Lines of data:
☆ ☆ ☆ ☆ ☆ ☆ ☆
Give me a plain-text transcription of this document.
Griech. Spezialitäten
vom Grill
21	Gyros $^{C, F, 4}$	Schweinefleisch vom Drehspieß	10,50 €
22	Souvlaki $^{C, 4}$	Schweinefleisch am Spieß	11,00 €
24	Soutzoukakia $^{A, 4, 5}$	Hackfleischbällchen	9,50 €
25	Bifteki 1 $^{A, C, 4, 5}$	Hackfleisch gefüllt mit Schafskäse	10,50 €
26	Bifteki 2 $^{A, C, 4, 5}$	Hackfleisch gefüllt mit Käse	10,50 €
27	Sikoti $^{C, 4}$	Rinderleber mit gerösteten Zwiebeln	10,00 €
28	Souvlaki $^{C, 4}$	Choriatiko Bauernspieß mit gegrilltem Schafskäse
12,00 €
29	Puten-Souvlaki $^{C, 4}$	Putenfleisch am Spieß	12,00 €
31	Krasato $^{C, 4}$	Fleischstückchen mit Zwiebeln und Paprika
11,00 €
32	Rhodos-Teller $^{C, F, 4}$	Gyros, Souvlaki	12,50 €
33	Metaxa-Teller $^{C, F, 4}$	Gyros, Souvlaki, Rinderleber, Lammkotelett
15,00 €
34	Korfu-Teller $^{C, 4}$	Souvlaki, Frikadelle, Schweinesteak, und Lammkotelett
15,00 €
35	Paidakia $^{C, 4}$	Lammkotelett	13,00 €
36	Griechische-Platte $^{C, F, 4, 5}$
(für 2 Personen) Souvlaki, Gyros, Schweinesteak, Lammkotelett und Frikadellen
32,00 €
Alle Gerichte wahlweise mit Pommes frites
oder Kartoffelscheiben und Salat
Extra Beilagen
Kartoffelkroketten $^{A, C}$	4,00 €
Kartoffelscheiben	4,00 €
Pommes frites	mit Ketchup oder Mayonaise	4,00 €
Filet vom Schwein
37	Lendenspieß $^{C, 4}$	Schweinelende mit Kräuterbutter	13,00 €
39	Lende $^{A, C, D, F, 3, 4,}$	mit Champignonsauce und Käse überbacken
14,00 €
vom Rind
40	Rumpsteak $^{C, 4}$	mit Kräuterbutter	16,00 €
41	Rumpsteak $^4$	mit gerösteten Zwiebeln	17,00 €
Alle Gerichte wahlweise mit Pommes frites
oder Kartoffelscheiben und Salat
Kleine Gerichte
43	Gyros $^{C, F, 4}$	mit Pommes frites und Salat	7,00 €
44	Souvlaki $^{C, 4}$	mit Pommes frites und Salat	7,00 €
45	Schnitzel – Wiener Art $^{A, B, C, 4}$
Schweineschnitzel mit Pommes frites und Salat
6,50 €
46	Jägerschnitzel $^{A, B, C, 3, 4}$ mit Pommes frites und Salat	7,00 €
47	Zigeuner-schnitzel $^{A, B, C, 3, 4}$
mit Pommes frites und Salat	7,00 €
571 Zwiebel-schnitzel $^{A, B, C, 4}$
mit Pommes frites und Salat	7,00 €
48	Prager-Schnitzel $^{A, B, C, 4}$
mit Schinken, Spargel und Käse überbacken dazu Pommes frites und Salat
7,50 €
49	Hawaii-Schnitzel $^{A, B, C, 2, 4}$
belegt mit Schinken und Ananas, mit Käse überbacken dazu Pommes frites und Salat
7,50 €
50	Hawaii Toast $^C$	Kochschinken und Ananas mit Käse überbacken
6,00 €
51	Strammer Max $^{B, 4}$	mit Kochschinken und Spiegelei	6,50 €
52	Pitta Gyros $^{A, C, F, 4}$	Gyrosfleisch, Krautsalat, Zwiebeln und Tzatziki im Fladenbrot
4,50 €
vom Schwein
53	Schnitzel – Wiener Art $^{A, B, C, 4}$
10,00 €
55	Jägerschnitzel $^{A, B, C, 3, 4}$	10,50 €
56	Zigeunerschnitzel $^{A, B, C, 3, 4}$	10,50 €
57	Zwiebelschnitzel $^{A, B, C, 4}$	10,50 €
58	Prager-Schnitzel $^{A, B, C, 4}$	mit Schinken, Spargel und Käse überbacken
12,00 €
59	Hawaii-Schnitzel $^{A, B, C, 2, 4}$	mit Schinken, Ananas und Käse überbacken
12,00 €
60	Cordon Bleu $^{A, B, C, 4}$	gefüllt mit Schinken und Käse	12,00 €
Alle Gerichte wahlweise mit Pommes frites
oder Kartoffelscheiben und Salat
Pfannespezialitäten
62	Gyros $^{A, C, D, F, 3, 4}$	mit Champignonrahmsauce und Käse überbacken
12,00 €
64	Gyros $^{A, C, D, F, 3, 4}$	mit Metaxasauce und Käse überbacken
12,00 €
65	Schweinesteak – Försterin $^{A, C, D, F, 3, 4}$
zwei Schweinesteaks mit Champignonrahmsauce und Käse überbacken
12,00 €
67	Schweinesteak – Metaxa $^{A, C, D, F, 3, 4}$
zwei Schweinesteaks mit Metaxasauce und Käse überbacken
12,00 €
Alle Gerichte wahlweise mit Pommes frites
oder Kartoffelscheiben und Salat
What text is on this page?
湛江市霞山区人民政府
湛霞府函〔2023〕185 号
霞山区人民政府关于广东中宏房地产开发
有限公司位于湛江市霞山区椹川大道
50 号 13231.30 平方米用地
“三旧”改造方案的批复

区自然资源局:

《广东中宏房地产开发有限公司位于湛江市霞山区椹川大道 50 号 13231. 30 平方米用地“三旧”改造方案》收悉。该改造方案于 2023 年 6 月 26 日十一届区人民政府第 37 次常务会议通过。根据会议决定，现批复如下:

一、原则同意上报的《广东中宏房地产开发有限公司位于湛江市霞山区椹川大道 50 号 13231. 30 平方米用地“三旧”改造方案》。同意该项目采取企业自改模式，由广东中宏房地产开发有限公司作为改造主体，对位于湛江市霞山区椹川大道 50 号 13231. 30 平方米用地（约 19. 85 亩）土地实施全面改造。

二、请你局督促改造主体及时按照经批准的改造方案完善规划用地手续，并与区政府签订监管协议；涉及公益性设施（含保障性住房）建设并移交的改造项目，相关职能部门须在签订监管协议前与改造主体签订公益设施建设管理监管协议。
☆ ☆ ☆ ☆ ☆ ☆ ☆
Given task >>
Give again, word for word, every line from the one holding "What text is on this page?" to the end of the data.

Output for this exercise >>
What text is on this page?
湛江市霞山区人民政府
湛霞府函〔2023〕185 号
霞山区人民政府关于广东中宏房地产开发
有限公司位于湛江市霞山区椹川大道
50 号 13231.30 平方米用地
“三旧”改造方案的批复

区自然资源局:

《广东中宏房地产开发有限公司位于湛江市霞山区椹川大道 50 号 13231. 30 平方米用地“三旧”改造方案》收悉。该改造方案于 2023 年 6 月 26 日十一届区人民政府第 37 次常务会议通过。根据会议决定，现批复如下:

一、原则同意上报的《广东中宏房地产开发有限公司位于湛江市霞山区椹川大道 50 号 13231. 30 平方米用地“三旧”改造方案》。同意该项目采取企业自改模式，由广东中宏房地产开发有限公司作为改造主体，对位于湛江市霞山区椹川大道 50 号 13231. 30 平方米用地（约 19. 85 亩）土地实施全面改造。

二、请你局督促改造主体及时按照经批准的改造方案完善规划用地手续，并与区政府签订监管协议；涉及公益性设施（含保障性住房）建设并移交的改造项目，相关职能部门须在签订监管协议前与改造主体签订公益设施建设管理监管协议。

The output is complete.